# Fusionner comptes iTunes et iCloud



## iTariq (30 Mai 2018)

Bonsoir à tous,

Je dispose d’un compte iTunes (en @outlook.com) et d’un compte iCloud (@icloud.com), ces deux comptes sont donc distincts. Dans un but de simplification, j’ai entrepris de ne garder que @icloud.com. J’ai déjà réussi à changer iMessage, FaceTime, GameCenter, etc. mais je rencontre des difficultés avec mon compte iTunes. Comment faire pour pouvoir utiliser « @icloud.com » comme identifiant pour mon compte iTunes ?

Lorsque j'essaie, j'obtiens ce message d'erreur : « Vous pouvez uniquement ajouter l’adresse @icloud.com qui est déjà associée à votre compte. »

- https://support.apple.com/fr-be/HT202667#otheraddress : « Si vous saisissez un nouvel identifiant Apple se terminant par @icloud.com, @me.com ou @mac.com, un message de confirmation s’affiche. »
MAIS
- https://support.apple.com/fr-fr/HT201356#alt : « Assurez-vous de saisir une adresse e-mail que vous n’utilisez pas déjà pour un identifiant Apple. »


Merci d'avance !


----------



## guytoon48 (31 Mai 2018)

Bonjour,
C’est mon cas et peux te dire que c’est infaisable...


----------

## Données fournies
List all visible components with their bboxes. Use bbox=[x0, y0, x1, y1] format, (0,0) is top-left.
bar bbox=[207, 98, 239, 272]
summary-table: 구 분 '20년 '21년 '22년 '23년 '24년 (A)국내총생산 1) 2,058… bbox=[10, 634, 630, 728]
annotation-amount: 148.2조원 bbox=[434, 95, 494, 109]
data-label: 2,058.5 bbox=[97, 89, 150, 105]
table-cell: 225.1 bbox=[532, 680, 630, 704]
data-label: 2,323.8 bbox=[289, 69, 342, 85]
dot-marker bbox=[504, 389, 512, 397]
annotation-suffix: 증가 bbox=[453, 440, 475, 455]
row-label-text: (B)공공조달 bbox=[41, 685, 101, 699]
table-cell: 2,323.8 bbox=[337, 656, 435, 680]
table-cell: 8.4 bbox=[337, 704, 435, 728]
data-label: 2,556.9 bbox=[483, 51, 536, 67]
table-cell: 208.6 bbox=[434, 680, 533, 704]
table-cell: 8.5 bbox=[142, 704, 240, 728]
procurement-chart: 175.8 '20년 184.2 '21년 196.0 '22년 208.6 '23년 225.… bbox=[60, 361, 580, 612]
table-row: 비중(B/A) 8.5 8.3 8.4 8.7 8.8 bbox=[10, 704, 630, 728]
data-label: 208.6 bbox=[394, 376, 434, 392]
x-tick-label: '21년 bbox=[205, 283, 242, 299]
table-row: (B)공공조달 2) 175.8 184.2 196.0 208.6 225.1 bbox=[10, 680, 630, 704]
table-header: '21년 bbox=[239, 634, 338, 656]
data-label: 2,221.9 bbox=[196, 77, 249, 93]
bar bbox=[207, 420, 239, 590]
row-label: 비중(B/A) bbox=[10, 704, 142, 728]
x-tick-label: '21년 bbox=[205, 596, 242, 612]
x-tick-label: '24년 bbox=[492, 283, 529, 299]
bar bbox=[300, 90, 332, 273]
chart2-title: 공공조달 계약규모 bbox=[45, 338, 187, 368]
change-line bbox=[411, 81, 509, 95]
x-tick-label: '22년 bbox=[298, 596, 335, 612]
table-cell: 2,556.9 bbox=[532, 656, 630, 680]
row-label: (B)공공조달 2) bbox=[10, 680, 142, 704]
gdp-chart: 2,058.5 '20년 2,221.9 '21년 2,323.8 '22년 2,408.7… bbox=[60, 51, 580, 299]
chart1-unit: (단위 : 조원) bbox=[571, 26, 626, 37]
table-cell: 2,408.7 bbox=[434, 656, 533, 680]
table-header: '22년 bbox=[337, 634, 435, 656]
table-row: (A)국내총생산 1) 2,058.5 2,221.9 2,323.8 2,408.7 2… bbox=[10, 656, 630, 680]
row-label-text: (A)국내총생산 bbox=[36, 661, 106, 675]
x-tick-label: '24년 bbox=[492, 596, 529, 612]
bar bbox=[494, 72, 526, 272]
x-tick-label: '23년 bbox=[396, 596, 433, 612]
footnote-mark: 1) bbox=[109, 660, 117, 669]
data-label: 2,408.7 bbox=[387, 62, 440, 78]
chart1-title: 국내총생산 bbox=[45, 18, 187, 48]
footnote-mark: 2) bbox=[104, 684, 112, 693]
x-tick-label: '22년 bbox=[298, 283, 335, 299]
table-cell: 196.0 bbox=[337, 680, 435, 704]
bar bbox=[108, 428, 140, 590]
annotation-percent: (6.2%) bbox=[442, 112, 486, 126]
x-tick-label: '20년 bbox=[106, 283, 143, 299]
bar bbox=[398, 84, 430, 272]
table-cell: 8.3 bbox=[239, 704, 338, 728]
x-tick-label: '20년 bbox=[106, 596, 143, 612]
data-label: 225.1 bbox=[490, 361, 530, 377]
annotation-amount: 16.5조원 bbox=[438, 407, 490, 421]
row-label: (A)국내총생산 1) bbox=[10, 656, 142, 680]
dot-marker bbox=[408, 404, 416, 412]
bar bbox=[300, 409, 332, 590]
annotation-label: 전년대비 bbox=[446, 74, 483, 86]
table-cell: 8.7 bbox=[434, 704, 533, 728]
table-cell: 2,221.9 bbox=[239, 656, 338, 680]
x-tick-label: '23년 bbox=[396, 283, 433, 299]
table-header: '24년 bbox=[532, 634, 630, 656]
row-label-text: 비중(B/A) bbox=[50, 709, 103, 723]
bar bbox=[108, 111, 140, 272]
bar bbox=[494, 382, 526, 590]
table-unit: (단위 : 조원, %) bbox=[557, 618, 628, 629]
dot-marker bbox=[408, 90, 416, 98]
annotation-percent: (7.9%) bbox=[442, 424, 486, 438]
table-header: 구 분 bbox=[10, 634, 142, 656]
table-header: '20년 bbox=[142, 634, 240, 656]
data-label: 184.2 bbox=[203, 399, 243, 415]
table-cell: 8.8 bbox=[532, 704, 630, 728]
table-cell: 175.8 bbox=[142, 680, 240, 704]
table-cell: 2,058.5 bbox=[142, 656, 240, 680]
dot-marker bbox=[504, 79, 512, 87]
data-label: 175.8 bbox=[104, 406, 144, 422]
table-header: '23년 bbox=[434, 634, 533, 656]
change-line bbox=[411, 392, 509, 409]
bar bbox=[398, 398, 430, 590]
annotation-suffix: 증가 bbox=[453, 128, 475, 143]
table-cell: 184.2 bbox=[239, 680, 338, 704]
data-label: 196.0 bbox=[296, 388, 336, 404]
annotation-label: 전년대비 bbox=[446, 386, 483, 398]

## Exercice 1
Recopiez, dans le texte sur la fusion des comptes iTunes et iCloud, le passage allant de « # Fusionner comptes » jusqu'à « mon compte iTunes ? » inclus.
## Exercice 2
Réécrivez la liste depuis son début jusqu'à la ligne contenant « x-tick-label: '24년 bbox=[492, 596, 529, 612] » incluse, en remplaçant « data-label » par « étiquette-donnée » sans rien modifier d'autre. Ne donnez que ces lignes.

## Réponse correcte 1
# Fusionner comptes iTunes et iCloud



## iTariq (30 Mai 2018)

Bonsoir à tous,

Je dispose d’un compte iTunes (en @outlook.com) et d’un compte iCloud (@icloud.com), ces deux comptes sont donc distincts. Dans un but de simplification, j’ai entrepris de ne garder que @icloud.com. J’ai déjà réussi à changer iMessage, FaceTime, GameCenter, etc. mais je rencontre des difficultés avec mon compte iTunes. Comment faire pour pouvoir utiliser « @icloud.com » comme identifiant pour mon compte iTunes ?

## Réponse correcte 2
List all visible components with their bboxes. Use bbox=[x0, y0, x1, y1] format, (0,0) is top-left.
bar bbox=[207, 98, 239, 272]
summary-table: 구 분 '20년 '21년 '22년 '23년 '24년 (A)국내총생산 1) 2,058… bbox=[10, 634, 630, 728]
annotation-amount: 148.2조원 bbox=[434, 95, 494, 109]
étiquette-donnée: 2,058.5 bbox=[97, 89, 150, 105]
table-cell: 225.1 bbox=[532, 680, 630, 704]
étiquette-donnée: 2,323.8 bbox=[289, 69, 342, 85]
dot-marker bbox=[504, 389, 512, 397]
annotation-suffix: 증가 bbox=[453, 440, 475, 455]
row-label-text: (B)공공조달 bbox=[41, 685, 101, 699]
table-cell: 2,323.8 bbox=[337, 656, 435, 680]
table-cell: 8.4 bbox=[337, 704, 435, 728]
étiquette-donnée: 2,556.9 bbox=[483, 51, 536, 67]
table-cell: 208.6 bbox=[434, 680, 533, 704]
table-cell: 8.5 bbox=[142, 704, 240, 728]
procurement-chart: 175.8 '20년 184.2 '21년 196.0 '22년 208.6 '23년 225.… bbox=[60, 361, 580, 612]
table-row: 비중(B/A) 8.5 8.3 8.4 8.7 8.8 bbox=[10, 704, 630, 728]
étiquette-donnée: 208.6 bbox=[394, 376, 434, 392]
x-tick-label: '21년 bbox=[205, 283, 242, 299]
table-row: (B)공공조달 2) 175.8 184.2 196.0 208.6 225.1 bbox=[10, 680, 630, 704]
table-header: '21년 bbox=[239, 634, 338, 656]
étiquette-donnée: 2,221.9 bbox=[196, 77, 249, 93]
bar bbox=[207, 420, 239, 590]
row-label: 비중(B/A) bbox=[10, 704, 142, 728]
x-tick-label: '21년 bbox=[205, 596, 242, 612]
x-tick-label: '24년 bbox=[492, 283, 529, 299]
bar bbox=[300, 90, 332, 273]
chart2-title: 공공조달 계약규모 bbox=[45, 338, 187, 368]
change-line bbox=[411, 81, 509, 95]
x-tick-label: '22년 bbox=[298, 596, 335, 612]
table-cell: 2,556.9 bbox=[532, 656, 630, 680]
row-label: (B)공공조달 2) bbox=[10, 680, 142, 704]
gdp-chart: 2,058.5 '20년 2,221.9 '21년 2,323.8 '22년 2,408.7… bbox=[60, 51, 580, 299]
chart1-unit: (단위 : 조원) bbox=[571, 26, 626, 37]
table-cell: 2,408.7 bbox=[434, 656, 533, 680]
table-header: '22년 bbox=[337, 634, 435, 656]
table-row: (A)국내총생산 1) 2,058.5 2,221.9 2,323.8 2,408.7 2… bbox=[10, 656, 630, 680]
row-label-text: (A)국내총생산 bbox=[36, 661, 106, 675]
x-tick-label: '24년 bbox=[492, 596, 529, 612]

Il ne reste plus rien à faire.